• _Written request_: Give the material again in full, matching it exactly.

==============================

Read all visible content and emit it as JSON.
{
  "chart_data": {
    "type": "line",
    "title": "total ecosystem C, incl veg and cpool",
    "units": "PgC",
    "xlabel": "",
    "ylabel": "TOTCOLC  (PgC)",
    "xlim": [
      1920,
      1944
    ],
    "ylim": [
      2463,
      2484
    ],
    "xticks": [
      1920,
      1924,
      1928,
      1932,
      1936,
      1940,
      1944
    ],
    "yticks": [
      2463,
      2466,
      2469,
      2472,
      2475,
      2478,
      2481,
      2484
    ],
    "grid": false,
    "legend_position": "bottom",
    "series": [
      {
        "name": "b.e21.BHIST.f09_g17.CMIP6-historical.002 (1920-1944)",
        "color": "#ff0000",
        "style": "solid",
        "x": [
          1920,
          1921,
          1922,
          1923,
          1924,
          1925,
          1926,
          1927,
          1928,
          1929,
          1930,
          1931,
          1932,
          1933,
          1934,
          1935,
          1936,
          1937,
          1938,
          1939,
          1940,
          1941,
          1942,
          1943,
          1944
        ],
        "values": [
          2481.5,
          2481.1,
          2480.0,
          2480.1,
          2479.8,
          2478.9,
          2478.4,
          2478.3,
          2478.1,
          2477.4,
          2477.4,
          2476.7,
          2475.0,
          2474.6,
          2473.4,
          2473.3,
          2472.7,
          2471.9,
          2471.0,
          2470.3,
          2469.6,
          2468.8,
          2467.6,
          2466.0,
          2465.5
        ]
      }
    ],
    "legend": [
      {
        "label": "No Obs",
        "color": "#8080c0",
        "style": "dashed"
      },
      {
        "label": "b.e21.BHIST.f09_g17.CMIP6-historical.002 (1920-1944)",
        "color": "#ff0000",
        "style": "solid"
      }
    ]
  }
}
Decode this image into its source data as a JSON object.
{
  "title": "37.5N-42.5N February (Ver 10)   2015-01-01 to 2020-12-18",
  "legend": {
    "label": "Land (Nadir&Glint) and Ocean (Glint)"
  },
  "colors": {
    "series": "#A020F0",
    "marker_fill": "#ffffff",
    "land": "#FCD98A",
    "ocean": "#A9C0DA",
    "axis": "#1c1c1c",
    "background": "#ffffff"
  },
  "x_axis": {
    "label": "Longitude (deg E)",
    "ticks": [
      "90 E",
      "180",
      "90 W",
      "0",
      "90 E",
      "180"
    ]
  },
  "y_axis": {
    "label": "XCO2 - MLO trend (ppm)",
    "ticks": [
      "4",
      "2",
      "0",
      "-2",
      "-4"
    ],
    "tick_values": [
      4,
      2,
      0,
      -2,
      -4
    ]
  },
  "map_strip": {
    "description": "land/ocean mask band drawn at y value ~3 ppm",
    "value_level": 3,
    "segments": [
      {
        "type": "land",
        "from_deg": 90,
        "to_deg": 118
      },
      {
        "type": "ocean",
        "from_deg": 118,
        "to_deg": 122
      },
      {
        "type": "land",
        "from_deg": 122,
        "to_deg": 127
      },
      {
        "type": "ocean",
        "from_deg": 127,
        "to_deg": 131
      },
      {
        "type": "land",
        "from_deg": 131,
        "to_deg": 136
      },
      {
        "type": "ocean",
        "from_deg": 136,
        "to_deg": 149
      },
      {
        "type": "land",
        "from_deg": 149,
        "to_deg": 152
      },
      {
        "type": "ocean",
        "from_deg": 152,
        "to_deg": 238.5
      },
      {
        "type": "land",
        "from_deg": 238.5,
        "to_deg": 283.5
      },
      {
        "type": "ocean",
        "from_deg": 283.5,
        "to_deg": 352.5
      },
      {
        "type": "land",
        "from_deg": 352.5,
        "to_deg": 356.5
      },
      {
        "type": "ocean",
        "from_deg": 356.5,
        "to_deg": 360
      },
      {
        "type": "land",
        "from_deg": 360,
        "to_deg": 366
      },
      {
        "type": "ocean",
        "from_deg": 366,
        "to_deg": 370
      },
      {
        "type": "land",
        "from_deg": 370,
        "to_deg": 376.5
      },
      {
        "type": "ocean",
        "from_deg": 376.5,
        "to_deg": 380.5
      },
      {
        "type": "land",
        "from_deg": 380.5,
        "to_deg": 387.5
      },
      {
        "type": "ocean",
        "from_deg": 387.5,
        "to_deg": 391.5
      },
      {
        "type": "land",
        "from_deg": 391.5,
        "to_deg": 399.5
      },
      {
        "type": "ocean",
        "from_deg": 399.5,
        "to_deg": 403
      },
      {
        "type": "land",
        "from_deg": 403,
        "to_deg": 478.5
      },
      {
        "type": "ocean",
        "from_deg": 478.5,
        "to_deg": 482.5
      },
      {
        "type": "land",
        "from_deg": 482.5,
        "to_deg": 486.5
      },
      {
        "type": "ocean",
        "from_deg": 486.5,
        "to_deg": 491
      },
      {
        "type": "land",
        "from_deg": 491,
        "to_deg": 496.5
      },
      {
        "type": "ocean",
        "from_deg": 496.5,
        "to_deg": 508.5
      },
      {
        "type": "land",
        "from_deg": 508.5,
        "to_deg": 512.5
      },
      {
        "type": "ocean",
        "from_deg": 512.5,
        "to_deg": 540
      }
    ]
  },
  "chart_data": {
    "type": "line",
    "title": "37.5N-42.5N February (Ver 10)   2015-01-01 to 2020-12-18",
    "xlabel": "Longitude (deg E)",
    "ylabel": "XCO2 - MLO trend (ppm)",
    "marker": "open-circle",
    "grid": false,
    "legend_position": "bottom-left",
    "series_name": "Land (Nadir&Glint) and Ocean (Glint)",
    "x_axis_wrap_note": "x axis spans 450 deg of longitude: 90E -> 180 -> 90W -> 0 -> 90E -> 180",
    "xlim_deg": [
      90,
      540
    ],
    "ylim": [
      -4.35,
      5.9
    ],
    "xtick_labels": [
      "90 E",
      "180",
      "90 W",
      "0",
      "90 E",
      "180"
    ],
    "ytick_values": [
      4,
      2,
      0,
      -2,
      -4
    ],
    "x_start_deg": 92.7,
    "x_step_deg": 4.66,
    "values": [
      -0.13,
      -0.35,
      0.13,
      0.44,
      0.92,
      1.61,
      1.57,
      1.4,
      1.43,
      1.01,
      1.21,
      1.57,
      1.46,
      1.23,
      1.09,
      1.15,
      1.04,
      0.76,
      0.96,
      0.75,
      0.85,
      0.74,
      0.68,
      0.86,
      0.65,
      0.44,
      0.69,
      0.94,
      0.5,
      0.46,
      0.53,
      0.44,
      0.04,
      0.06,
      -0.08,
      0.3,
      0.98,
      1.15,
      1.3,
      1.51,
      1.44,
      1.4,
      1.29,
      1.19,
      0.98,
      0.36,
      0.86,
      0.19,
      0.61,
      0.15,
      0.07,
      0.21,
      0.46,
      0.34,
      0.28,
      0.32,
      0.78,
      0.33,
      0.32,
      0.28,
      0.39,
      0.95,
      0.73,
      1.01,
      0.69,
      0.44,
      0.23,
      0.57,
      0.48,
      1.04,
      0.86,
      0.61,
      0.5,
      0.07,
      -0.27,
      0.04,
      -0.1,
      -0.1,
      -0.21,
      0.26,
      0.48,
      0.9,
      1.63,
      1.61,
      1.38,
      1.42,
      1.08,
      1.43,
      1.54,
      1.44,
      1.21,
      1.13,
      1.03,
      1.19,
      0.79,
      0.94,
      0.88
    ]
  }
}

==============================

• _Full response_:
Read all visible content and emit it as JSON.
{
  "chart_data": {
    "type": "line",
    "title": "total ecosystem C, incl veg and cpool",
    "units": "PgC",
    "xlabel": "",
    "ylabel": "TOTCOLC  (PgC)",
    "xlim": [
      1920,
      1944
    ],
    "ylim": [
      2463,
      2484
    ],
    "xticks": [
      1920,
      1924,
      1928,
      1932,
      1936,
      1940,
      1944
    ],
    "yticks": [
      2463,
      2466,
      2469,
      2472,
      2475,
      2478,
      2481,
      2484
    ],
    "grid": false,
    "legend_position": "bottom",
    "series": [
      {
        "name": "b.e21.BHIST.f09_g17.CMIP6-historical.002 (1920-1944)",
        "color": "#ff0000",
        "style": "solid",
        "x": [
          1920,
          1921,
          1922,
          1923,
          1924,
          1925,
          1926,
          1927,
          1928,
          1929,
          1930,
          1931,
          1932,
          1933,
          1934,
          1935,
          1936,
          1937,
          1938,
          1939,
          1940,
          1941,
          1942,
          1943,
          1944
        ],
        "values": [
          2481.5,
          2481.1,
          2480.0,
          2480.1,
          2479.8,
          2478.9,
          2478.4,
          2478.3,
          2478.1,
          2477.4,
          2477.4,
          2476.7,
          2475.0,
          2474.6,
          2473.4,
          2473.3,
          2472.7,
          2471.9,
          2471.0,
          2470.3,
          2469.6,
          2468.8,
          2467.6,
          2466.0,
          2465.5
        ]
      }
    ],
    "legend": [
      {
        "label": "No Obs",
        "color": "#8080c0",
        "style": "dashed"
      },
      {
        "label": "b.e21.BHIST.f09_g17.CMIP6-historical.002 (1920-1944)",
        "color": "#ff0000",
        "style": "solid"
      }
    ]
  }
}
Decode this image into its source data as a JSON object.
{
  "title": "37.5N-42.5N February (Ver 10)   2015-01-01 to 2020-12-18",
  "legend": {
    "label": "Land (Nadir&Glint) and Ocean (Glint)"
  },
  "colors": {
    "series": "#A020F0",
    "marker_fill": "#ffffff",
    "land": "#FCD98A",
    "ocean": "#A9C0DA",
    "axis": "#1c1c1c",
    "background": "#ffffff"
  },
  "x_axis": {
    "label": "Longitude (deg E)",
    "ticks": [
      "90 E",
      "180",
      "90 W",
      "0",
      "90 E",
      "180"
    ]
  },
  "y_axis": {
    "label": "XCO2 - MLO trend (ppm)",
    "ticks": [
      "4",
      "2",
      "0",
      "-2",
      "-4"
    ],
    "tick_values": [
      4,
      2,
      0,
      -2,
      -4
    ]
  },
  "map_strip": {
    "description": "land/ocean mask band drawn at y value ~3 ppm",
    "value_level": 3,
    "segments": [
      {
        "type": "land",
        "from_deg": 90,
        "to_deg": 118
      },
      {
        "type": "ocean",
        "from_deg": 118,
        "to_deg": 122
      },
      {
        "type": "land",
        "from_deg": 122,
        "to_deg": 127
      },
      {
        "type": "ocean",
        "from_deg": 127,
        "to_deg": 131
      },
      {
        "type": "land",
        "from_deg": 131,
        "to_deg": 136
      },
      {
        "type": "ocean",
        "from_deg": 136,
        "to_deg": 149
      },
      {
        "type": "land",
        "from_deg": 149,
        "to_deg": 152
      },
      {
        "type": "ocean",
        "from_deg": 152,
        "to_deg": 238.5
      },
      {
        "type": "land",
        "from_deg": 238.5,
        "to_deg": 283.5
      },
      {
        "type": "ocean",
        "from_deg": 283.5,
        "to_deg": 352.5
      },
      {
        "type": "land",
        "from_deg": 352.5,
        "to_deg": 356.5
      },
      {
        "type": "ocean",
        "from_deg": 356.5,
        "to_deg": 360
      },
      {
        "type": "land",
        "from_deg": 360,
        "to_deg": 366
      },
      {
        "type": "ocean",
        "from_deg": 366,
        "to_deg": 370
      },
      {
        "type": "land",
        "from_deg": 370,
        "to_deg": 376.5
      },
      {
        "type": "ocean",
        "from_deg": 376.5,
        "to_deg": 380.5
      },
      {
        "type": "land",
        "from_deg": 380.5,
        "to_deg": 387.5
      },
      {
        "type": "ocean",
        "from_deg": 387.5,
        "to_deg": 391.5
      },
      {
        "type": "land",
        "from_deg": 391.5,
        "to_deg": 399.5
      },
      {
        "type": "ocean",
        "from_deg": 399.5,
        "to_deg": 403
      },
      {
        "type": "land",
        "from_deg": 403,
        "to_deg": 478.5
      },
      {
        "type": "ocean",
        "from_deg": 478.5,
        "to_deg": 482.5
      },
      {
        "type": "land",
        "from_deg": 482.5,
        "to_deg": 486.5
      },
      {
        "type": "ocean",
        "from_deg": 486.5,
        "to_deg": 491
      },
      {
        "type": "land",
        "from_deg": 491,
        "to_deg": 496.5
      },
      {
        "type": "ocean",
        "from_deg": 496.5,
        "to_deg": 508.5
      },
      {
        "type": "land",
        "from_deg": 508.5,
        "to_deg": 512.5
      },
      {
        "type": "ocean",
        "from_deg": 512.5,
        "to_deg": 540
      }
    ]
  },
  "chart_data": {
    "type": "line",
    "title": "37.5N-42.5N February (Ver 10)   2015-01-01 to 2020-12-18",
    "xlabel": "Longitude (deg E)",
    "ylabel": "XCO2 - MLO trend (ppm)",
    "marker": "open-circle",
    "grid": false,
    "legend_position": "bottom-left",
    "series_name": "Land (Nadir&Glint) and Ocean (Glint)",
    "x_axis_wrap_note": "x axis spans 450 deg of longitude: 90E -> 180 -> 90W -> 0 -> 90E -> 180",
    "xlim_deg": [
      90,
      540
    ],
    "ylim": [
      -4.35,
      5.9
    ],
    "xtick_labels": [
      "90 E",
      "180",
      "90 W",
      "0",
      "90 E",
      "180"
    ],
    "ytick_values": [
      4,
      2,
      0,
      -2,
      -4
    ],
    "x_start_deg": 92.7,
    "x_step_deg": 4.66,
    "values": [
      -0.13,
      -0.35,
      0.13,
      0.44,
      0.92,
      1.61,
      1.57,
      1.4,
      1.43,
      1.01,
      1.21,
      1.57,
      1.46,
      1.23,
      1.09,
      1.15,
      1.04,
      0.76,
      0.96,
      0.75,
      0.85,
      0.74,
      0.68,
      0.86,
      0.65,
      0.44,
      0.69,
      0.94,
      0.5,
      0.46,
      0.53,
      0.44,
      0.04,
      0.06,
      -0.08,
      0.3,
      0.98,
      1.15,
      1.3,
      1.51,
      1.44,
      1.4,
      1.29,
      1.19,
      0.98,
      0.36,
      0.86,
      0.19,
      0.61,
      0.15,
      0.07,
      0.21,
      0.46,
      0.34,
      0.28,
      0.32,
      0.78,
      0.33,
      0.32,
      0.28,
      0.39,
      0.95,
      0.73,
      1.01,
      0.69,
      0.44,
      0.23,
      0.57,
      0.48,
      1.04,
      0.86,
      0.61,
      0.5,
      0.07,
      -0.27,
      0.04,
      -0.1,
      -0.1,
      -0.21,
      0.26,
      0.48,
      0.9,
      1.63,
      1.61,
      1.38,
      1.42,
      1.08,
      1.43,
      1.54,
      1.44,
      1.21,
      1.13,
      1.03,
      1.19,
      0.79,
      0.94,
      0.88
    ]
  }
}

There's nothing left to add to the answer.